#### [Requirement]
What follows is a set of records, each of which is to be written out exactly.
────
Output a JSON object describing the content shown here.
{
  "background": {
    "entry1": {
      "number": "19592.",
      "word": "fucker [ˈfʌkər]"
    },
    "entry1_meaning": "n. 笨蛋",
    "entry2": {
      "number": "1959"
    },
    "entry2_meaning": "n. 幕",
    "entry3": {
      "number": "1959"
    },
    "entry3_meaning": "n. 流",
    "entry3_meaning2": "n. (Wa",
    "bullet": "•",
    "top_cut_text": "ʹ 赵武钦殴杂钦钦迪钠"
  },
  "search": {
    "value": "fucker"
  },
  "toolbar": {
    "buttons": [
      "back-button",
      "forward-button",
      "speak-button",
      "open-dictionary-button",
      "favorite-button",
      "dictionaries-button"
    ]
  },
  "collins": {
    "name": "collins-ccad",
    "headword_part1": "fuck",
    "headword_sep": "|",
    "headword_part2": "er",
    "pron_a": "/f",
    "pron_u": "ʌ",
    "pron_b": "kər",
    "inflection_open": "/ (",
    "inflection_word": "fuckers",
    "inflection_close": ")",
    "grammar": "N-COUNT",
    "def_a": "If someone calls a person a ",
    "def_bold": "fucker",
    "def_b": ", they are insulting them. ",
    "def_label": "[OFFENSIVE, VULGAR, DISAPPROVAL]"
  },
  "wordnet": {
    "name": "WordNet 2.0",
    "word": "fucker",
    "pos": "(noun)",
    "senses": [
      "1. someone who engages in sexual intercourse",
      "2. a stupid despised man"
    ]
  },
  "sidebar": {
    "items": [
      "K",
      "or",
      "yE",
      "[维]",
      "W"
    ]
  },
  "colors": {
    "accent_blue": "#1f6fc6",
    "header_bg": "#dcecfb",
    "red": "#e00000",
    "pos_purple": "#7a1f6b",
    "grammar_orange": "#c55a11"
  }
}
────
#### [Answer to this problem]
Output a JSON object describing the content shown here.
{
  "background": {
    "entry1": {
      "number": "19592.",
      "word": "fucker [ˈfʌkər]"
    },
    "entry1_meaning": "n. 笨蛋",
    "entry2": {
      "number": "1959"
    },
    "entry2_meaning": "n. 幕",
    "entry3": {
      "number": "1959"
    },
    "entry3_meaning": "n. 流",
    "entry3_meaning2": "n. (Wa",
    "bullet": "•",
    "top_cut_text": "ʹ 赵武钦殴杂钦钦迪钠"
  },
  "search": {
    "value": "fucker"
  },
  "toolbar": {
    "buttons": [
      "back-button",
      "forward-button",
      "speak-button",
      "open-dictionary-button",
      "favorite-button",
      "dictionaries-button"
    ]
  },
  "collins": {
    "name": "collins-ccad",
    "headword_part1": "fuck",
    "headword_sep": "|",
    "headword_part2": "er",
    "pron_a": "/f",
    "pron_u": "ʌ",
    "pron_b": "kər",
    "inflection_open": "/ (",
    "inflection_word": "fuckers",
    "inflection_close": ")",
    "grammar": "N-COUNT",
    "def_a": "If someone calls a person a ",
    "def_bold": "fucker",
    "def_b": ", they are insulting them. ",
    "def_label": "[OFFENSIVE, VULGAR, DISAPPROVAL]"
  },
  "wordnet": {
    "name": "WordNet 2.0",
    "word": "fucker",
    "pos": "(noun)",
    "senses": [
      "1. someone who engages in sexual intercourse",
      "2. a stupid despised man"
    ]
  },
  "sidebar": {
    "items": [
      "K",
      "or",
      "yE",
      "[维]",
      "W"
    ]
  },
  "colors": {
    "accent_blue": "#1f6fc6",
    "header_bg": "#dcecfb",
    "red": "#e00000",
    "pos_purple": "#7a1f6b",
    "grammar_orange": "#c55a11"
  }
}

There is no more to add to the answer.